Which lines below hold the word "JSON"? Report each one.

** START Records for this exercise **

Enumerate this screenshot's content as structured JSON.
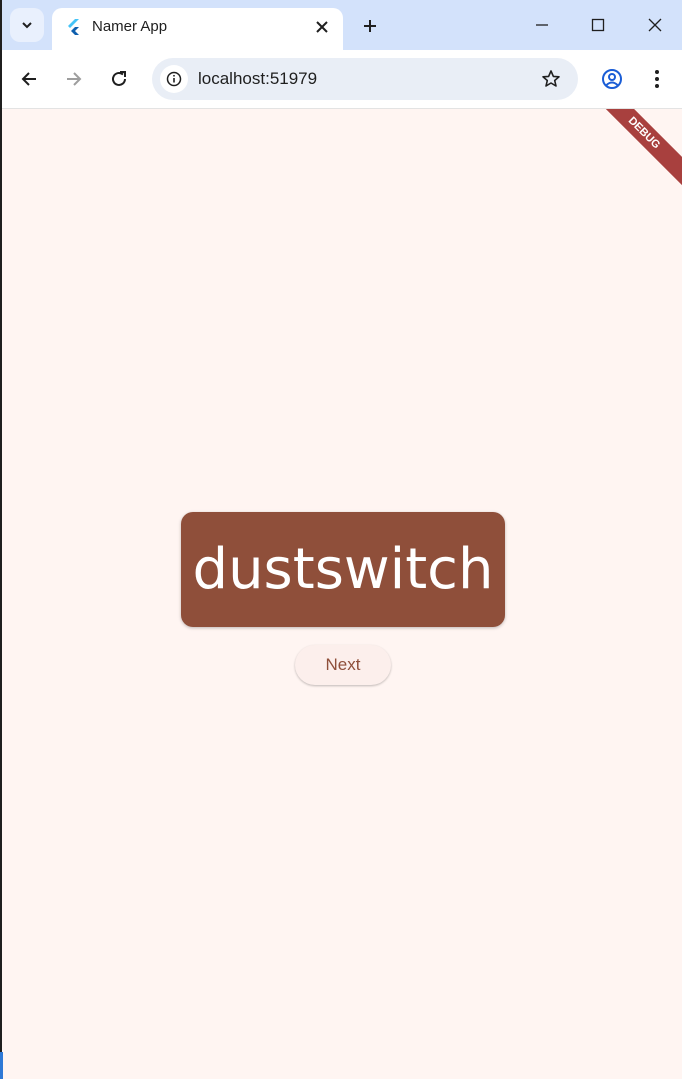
{
  "browser": {
    "tab": {
      "title": "Namer App",
      "favicon": "flutter-icon"
    },
    "address": {
      "url": "localhost:51979"
    },
    "icons": {
      "tab_search": "chevron-down-icon",
      "close_tab": "close-icon",
      "new_tab": "plus-icon",
      "minimize": "minimize-icon",
      "maximize": "maximize-icon",
      "close_window": "close-icon",
      "back": "arrow-left-icon",
      "forward": "arrow-right-icon",
      "reload": "reload-icon",
      "site_info": "info-icon",
      "bookmark": "star-icon",
      "profile": "profile-icon",
      "menu": "more-vert-icon"
    }
  },
  "app": {
    "debug_banner": "DEBUG",
    "word": "dustswitch",
    "next_label": "Next",
    "colors": {
      "background": "#fff5f2",
      "card": "#8f4f3a",
      "card_text": "#ffffff",
      "button_bg": "#fcefec",
      "button_text": "#8f4f3a",
      "debug_banner": "#a8403e"
    }
  }
}
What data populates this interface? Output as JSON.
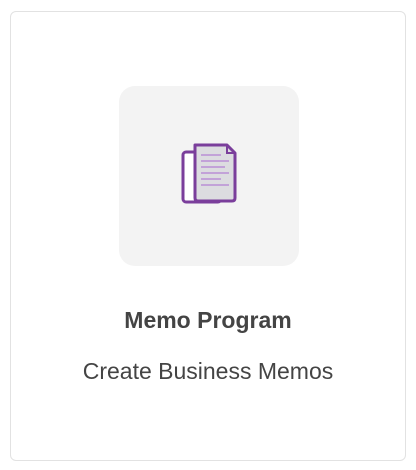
{
  "card": {
    "title": "Memo Program",
    "subtitle": "Create Business Memos",
    "icon": "documents-icon"
  },
  "colors": {
    "icon_accent": "#7a3e9b",
    "icon_page": "#dcdce0",
    "icon_lines": "#b98fd6",
    "tile_background": "#f3f3f3",
    "text": "#444444",
    "border": "#e2e2e2"
  }
}
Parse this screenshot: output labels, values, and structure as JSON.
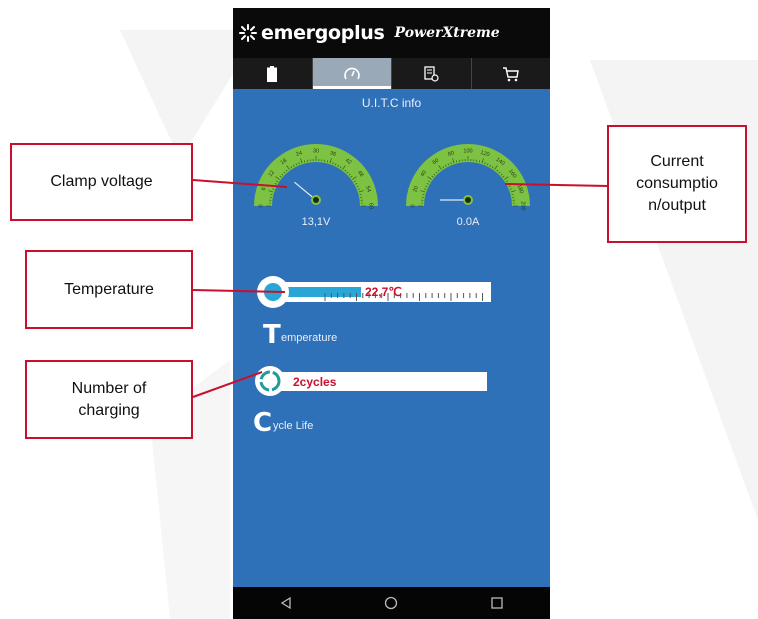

** END Records for this exercise **

=== The completed task ===
Enumerate this screenshot's content as structured JSON.
What data populates this interface? Output as JSON.
Parse this screenshot: output labels, values, and structure as JSON.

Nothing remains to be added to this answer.